Dataset records on visual material:
--- start ---
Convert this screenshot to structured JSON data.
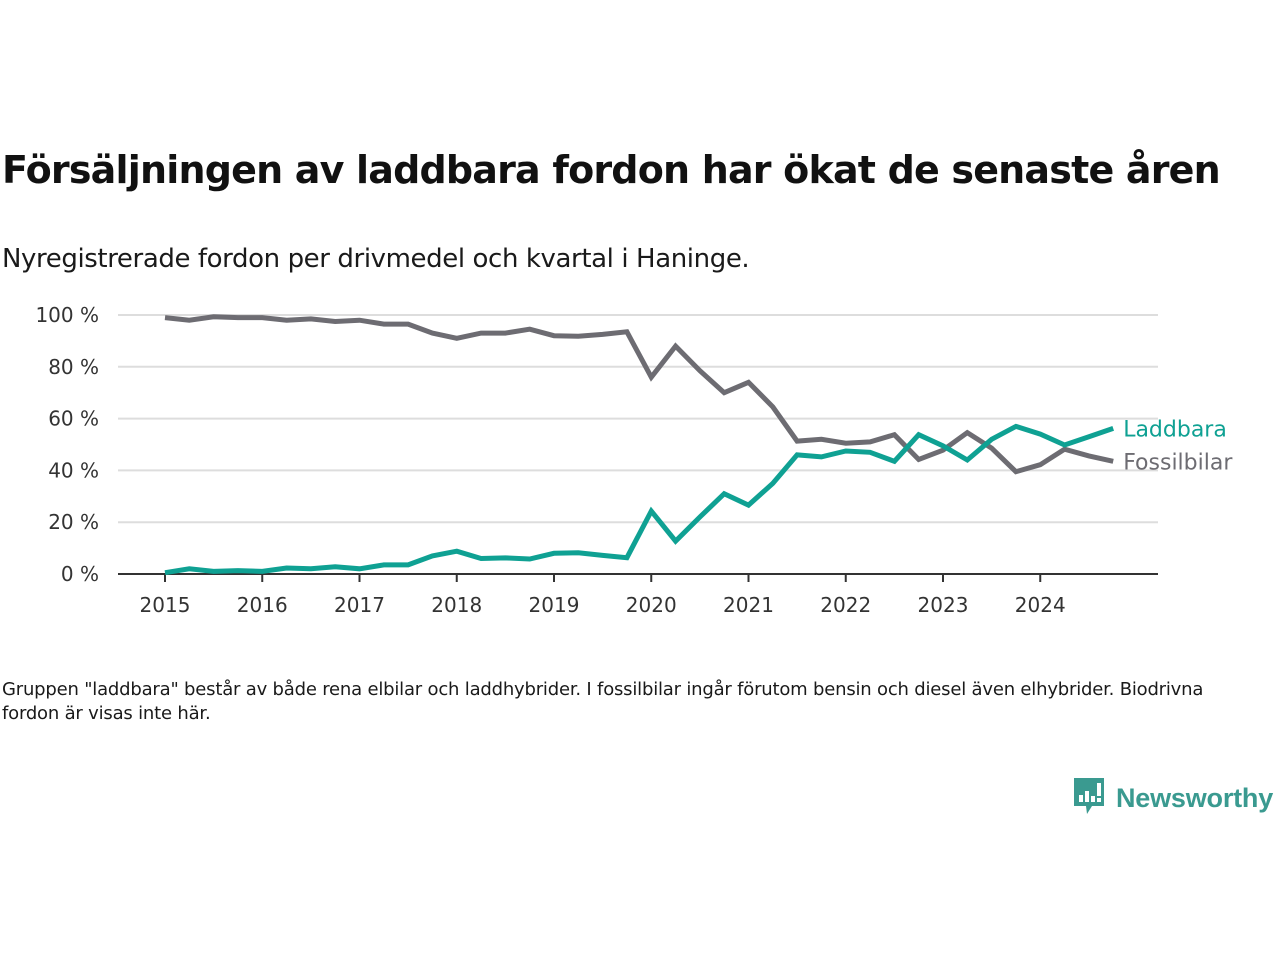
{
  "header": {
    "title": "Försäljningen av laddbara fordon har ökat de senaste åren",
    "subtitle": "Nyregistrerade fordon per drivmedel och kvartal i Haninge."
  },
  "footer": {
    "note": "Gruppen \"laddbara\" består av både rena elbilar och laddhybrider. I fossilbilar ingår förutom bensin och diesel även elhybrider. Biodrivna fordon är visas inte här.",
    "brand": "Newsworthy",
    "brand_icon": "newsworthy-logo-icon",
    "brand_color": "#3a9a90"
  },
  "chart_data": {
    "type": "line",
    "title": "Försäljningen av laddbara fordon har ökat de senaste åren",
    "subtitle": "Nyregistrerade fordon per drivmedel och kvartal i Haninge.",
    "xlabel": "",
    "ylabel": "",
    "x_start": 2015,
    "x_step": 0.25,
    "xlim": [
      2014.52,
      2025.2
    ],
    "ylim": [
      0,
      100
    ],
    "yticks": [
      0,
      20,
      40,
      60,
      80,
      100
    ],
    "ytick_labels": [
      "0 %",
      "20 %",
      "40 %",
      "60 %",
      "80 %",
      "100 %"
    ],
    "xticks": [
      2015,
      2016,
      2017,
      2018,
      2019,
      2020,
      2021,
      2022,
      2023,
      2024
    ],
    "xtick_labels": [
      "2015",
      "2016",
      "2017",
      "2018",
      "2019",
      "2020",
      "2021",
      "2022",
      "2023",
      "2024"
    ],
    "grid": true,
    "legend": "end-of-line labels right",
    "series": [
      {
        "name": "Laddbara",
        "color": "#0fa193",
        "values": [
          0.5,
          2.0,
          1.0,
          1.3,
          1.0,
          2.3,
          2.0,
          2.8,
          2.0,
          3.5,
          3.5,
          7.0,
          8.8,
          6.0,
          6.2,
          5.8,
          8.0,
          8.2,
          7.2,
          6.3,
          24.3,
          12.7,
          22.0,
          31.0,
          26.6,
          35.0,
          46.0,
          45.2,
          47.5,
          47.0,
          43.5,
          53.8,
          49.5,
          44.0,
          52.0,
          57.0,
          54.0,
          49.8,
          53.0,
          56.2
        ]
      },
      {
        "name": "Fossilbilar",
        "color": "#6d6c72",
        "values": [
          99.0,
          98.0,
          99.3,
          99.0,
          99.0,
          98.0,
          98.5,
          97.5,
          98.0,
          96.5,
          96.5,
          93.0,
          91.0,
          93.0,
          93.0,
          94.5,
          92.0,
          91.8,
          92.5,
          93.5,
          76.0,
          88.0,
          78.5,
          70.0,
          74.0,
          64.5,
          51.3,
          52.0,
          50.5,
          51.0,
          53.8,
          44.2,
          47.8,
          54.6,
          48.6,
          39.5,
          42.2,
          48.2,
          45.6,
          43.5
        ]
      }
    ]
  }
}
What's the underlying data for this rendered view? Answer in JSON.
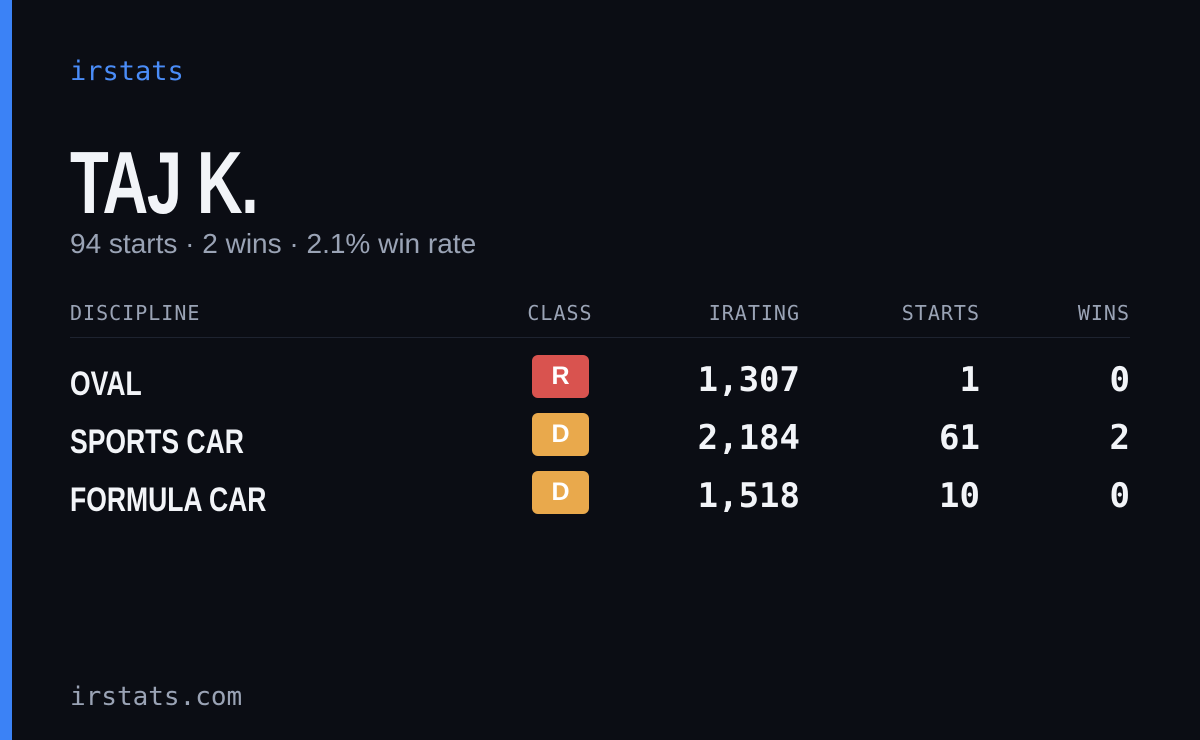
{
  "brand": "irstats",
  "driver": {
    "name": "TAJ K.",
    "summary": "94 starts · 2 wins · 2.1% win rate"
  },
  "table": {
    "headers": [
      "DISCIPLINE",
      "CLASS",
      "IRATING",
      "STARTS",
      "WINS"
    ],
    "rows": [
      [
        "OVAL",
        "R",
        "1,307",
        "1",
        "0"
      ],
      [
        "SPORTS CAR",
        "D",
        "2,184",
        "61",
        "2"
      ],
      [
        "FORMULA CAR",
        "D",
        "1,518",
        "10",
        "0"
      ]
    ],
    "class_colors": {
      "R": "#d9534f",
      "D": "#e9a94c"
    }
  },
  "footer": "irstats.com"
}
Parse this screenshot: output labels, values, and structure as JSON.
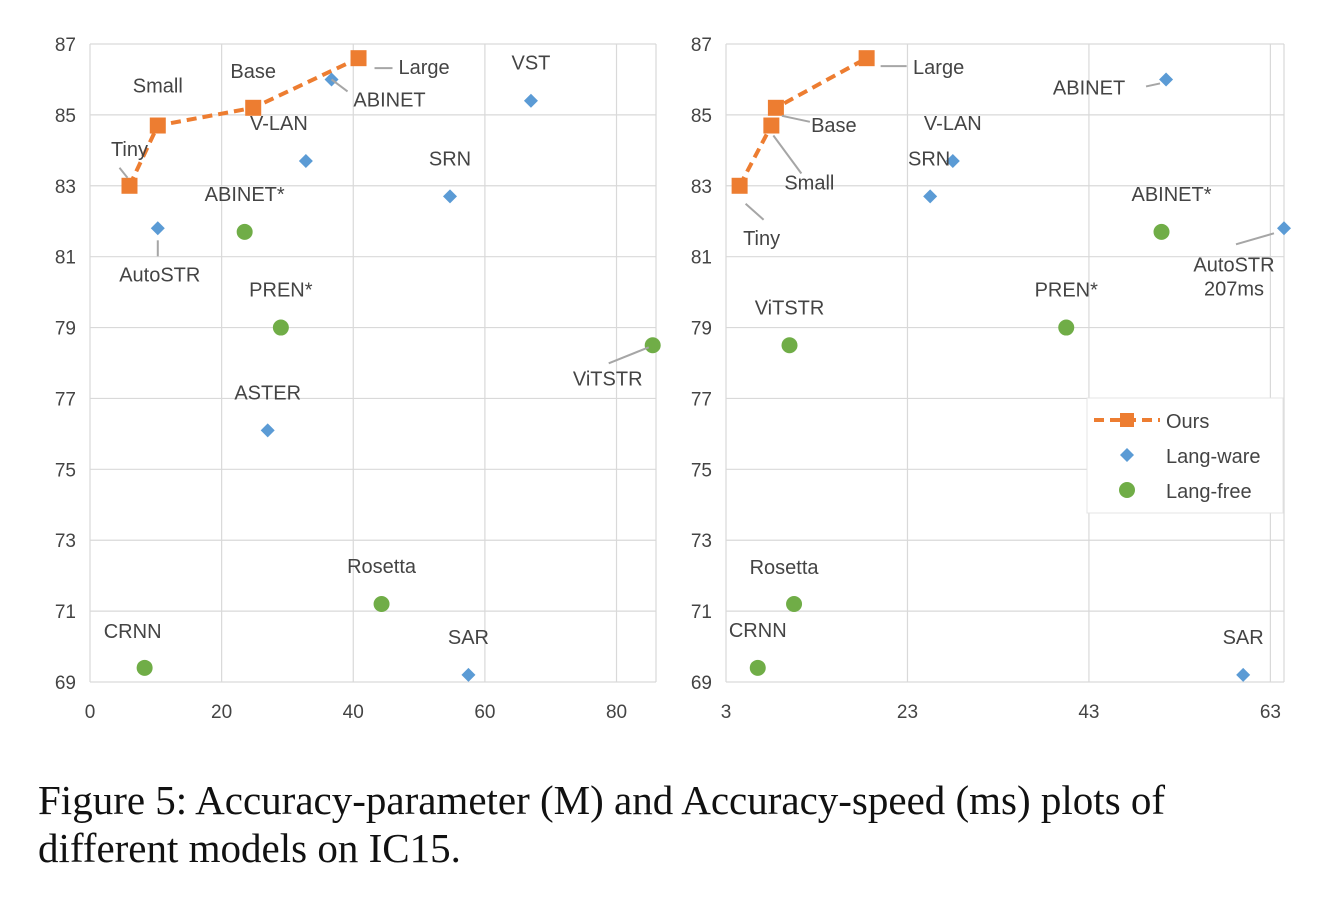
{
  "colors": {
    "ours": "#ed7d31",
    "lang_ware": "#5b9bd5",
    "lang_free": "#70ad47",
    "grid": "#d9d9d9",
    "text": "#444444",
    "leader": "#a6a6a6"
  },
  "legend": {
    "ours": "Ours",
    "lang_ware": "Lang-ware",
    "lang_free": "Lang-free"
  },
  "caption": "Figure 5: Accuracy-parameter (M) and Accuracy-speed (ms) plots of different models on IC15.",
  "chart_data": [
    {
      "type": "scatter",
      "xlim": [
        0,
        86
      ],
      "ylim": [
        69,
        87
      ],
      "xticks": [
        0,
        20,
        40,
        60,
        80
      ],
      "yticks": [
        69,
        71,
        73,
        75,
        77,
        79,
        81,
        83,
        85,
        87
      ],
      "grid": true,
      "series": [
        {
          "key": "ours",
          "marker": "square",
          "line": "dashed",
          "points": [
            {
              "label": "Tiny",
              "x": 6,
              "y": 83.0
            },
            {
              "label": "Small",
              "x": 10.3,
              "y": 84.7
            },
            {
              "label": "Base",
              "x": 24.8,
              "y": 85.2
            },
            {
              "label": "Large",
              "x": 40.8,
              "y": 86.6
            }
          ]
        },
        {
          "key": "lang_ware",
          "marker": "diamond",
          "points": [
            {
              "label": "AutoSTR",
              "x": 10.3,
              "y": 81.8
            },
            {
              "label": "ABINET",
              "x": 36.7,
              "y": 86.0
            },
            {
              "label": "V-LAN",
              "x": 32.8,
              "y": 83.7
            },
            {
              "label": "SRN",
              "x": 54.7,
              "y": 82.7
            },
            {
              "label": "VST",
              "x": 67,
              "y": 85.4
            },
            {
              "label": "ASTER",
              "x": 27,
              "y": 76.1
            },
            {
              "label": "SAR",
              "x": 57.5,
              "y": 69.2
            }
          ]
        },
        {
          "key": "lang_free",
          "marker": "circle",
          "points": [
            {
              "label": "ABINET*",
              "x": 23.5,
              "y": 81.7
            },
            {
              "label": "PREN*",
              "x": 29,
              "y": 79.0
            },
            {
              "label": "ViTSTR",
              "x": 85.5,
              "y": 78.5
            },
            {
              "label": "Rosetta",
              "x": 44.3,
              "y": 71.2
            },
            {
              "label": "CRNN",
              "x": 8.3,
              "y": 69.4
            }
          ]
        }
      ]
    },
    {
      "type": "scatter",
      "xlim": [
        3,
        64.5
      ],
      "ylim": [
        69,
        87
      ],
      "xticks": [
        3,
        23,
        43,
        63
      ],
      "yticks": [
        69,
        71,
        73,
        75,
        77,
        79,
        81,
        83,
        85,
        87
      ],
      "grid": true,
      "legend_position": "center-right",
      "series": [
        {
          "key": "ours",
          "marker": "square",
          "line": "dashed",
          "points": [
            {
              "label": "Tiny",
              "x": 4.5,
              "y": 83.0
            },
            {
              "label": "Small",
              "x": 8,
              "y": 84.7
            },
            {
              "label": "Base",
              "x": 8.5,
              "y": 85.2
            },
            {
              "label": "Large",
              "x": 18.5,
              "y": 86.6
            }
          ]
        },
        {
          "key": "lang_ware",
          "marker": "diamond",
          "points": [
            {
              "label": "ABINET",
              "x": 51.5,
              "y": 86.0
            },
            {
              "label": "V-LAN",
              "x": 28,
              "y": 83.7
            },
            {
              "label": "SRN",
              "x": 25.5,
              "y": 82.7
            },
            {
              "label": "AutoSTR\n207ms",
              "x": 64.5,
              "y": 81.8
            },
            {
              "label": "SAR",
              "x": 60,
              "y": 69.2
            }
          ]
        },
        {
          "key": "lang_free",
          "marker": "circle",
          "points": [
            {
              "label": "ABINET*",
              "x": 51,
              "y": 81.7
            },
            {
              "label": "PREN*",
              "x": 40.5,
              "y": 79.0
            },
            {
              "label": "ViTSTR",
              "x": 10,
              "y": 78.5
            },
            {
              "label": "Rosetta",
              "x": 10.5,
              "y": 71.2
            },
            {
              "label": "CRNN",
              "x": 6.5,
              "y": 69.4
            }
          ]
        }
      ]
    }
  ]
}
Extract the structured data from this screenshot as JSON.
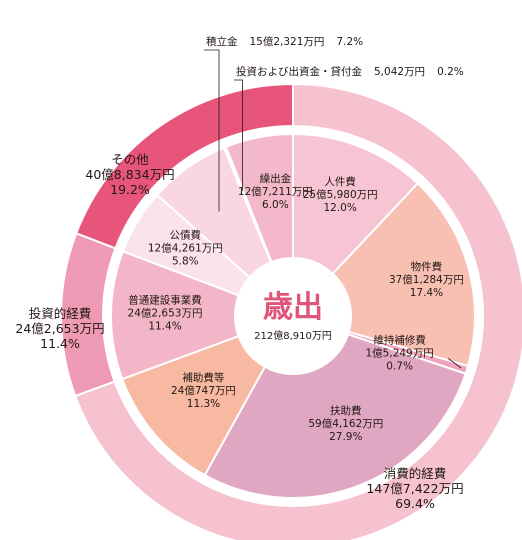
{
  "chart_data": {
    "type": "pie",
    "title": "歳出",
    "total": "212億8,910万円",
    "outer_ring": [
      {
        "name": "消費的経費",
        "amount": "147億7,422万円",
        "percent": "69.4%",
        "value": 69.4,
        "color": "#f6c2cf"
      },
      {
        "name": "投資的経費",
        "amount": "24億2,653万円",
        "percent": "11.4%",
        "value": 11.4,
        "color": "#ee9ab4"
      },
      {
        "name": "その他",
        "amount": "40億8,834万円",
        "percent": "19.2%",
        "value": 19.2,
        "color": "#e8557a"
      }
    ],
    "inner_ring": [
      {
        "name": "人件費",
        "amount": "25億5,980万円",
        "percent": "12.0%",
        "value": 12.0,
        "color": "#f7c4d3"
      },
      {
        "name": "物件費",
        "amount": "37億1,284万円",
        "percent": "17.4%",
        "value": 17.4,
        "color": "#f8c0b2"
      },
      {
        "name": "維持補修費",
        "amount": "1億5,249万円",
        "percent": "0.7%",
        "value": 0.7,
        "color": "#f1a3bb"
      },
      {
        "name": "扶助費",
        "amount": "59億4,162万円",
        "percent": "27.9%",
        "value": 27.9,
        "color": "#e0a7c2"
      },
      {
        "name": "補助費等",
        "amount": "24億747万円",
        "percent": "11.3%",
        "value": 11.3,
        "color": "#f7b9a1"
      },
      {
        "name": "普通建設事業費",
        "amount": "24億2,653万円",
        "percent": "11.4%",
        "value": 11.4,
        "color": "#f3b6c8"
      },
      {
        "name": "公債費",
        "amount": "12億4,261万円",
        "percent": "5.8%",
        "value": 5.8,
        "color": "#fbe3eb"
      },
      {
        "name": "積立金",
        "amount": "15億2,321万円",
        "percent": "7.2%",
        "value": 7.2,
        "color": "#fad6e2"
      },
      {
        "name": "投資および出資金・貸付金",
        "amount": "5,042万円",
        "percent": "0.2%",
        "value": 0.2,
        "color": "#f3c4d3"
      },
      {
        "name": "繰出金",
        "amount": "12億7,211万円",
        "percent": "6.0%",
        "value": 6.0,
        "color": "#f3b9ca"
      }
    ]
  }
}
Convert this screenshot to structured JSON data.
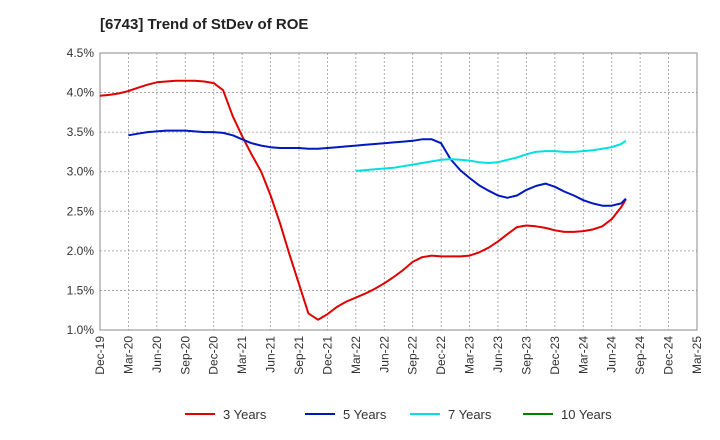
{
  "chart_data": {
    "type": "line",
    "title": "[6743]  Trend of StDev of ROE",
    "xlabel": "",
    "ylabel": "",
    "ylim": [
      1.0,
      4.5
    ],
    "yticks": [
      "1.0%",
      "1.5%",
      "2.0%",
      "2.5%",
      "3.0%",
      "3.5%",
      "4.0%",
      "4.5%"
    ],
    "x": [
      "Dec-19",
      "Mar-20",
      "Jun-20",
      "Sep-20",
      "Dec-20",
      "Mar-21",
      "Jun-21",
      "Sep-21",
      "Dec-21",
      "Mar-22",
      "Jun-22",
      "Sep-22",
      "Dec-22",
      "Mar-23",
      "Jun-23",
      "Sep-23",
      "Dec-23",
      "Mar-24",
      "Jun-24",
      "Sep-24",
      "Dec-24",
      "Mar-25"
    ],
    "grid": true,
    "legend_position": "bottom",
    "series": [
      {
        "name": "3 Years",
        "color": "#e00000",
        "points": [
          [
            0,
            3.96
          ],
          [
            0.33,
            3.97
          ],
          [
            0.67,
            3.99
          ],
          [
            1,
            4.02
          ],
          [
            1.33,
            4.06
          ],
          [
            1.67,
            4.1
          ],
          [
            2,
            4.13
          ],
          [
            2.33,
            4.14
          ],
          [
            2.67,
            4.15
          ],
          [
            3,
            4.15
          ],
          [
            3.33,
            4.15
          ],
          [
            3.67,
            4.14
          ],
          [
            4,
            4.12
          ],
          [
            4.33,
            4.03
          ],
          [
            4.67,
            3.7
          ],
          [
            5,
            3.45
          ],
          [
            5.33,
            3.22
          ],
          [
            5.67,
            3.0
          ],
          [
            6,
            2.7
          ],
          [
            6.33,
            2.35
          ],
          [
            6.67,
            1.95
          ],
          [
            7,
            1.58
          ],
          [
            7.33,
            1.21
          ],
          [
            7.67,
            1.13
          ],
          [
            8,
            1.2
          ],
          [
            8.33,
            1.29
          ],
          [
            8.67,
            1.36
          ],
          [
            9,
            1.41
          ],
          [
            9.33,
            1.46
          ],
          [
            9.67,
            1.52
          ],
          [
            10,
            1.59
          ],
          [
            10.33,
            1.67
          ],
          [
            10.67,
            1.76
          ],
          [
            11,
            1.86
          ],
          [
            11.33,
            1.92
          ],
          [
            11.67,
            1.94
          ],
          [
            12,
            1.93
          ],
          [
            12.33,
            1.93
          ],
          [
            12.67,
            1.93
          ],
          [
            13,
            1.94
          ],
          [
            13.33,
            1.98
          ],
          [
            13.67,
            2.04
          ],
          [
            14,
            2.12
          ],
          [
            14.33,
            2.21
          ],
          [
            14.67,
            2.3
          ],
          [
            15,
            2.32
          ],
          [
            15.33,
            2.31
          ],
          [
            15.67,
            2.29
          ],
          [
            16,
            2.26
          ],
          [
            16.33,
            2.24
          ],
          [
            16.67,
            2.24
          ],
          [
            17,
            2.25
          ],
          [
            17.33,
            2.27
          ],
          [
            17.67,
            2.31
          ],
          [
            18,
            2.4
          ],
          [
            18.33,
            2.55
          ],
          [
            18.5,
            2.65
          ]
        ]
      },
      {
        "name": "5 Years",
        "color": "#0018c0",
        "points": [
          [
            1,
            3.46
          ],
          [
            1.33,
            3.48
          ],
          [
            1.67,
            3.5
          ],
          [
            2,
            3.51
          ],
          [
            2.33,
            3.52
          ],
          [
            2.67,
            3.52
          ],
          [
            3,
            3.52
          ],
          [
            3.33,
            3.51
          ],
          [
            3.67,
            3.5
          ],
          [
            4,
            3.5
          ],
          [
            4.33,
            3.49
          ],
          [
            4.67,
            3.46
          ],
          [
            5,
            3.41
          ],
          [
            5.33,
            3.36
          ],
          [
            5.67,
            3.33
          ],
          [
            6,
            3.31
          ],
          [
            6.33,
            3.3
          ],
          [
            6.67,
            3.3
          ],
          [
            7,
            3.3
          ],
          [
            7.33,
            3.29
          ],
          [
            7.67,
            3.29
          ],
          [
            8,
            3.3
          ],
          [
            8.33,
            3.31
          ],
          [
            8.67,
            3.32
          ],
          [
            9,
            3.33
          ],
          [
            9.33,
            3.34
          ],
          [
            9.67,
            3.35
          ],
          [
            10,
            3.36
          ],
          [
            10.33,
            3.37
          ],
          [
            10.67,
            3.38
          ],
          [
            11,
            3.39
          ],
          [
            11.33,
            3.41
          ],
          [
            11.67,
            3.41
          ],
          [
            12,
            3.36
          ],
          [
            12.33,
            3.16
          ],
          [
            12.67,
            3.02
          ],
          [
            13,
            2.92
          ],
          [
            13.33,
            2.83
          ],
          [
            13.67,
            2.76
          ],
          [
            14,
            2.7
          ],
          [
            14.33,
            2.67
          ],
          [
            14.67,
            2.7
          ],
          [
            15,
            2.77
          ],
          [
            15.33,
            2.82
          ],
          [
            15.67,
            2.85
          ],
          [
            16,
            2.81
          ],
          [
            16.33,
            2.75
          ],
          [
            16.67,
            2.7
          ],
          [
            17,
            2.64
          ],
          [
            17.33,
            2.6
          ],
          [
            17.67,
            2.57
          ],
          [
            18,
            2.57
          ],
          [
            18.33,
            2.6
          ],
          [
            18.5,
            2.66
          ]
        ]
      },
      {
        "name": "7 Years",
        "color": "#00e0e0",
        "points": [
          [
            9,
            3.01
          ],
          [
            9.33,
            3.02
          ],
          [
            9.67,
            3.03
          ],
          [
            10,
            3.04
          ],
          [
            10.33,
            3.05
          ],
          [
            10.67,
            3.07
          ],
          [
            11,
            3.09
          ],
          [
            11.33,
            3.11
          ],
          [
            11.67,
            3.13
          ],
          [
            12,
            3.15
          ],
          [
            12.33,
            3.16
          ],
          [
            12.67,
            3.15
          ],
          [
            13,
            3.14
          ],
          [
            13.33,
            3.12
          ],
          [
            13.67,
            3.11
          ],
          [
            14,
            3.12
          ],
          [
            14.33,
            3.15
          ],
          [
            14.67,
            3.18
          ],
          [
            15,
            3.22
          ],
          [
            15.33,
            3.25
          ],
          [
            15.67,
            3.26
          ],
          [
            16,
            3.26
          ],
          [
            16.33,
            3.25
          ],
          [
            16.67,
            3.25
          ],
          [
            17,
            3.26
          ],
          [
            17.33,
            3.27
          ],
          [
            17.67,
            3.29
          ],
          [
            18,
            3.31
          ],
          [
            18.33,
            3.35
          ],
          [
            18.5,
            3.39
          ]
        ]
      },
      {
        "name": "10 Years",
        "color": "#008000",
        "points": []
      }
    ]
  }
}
--- end ---
▶ **WRITTEN REQUEST**
Copy out every line of the data that includes the word "this".

▶ **OUTPUT OF THE EXERCISE**
Convert this screenshot to structured JSON data.
What's the underlying data for this rendered view? Answer in JSON.
Parse this screenshot: output labels, values, and structure as JSON.
Extract the structured data from this screenshot as JSON.
Convert this screenshot to structured JSON data.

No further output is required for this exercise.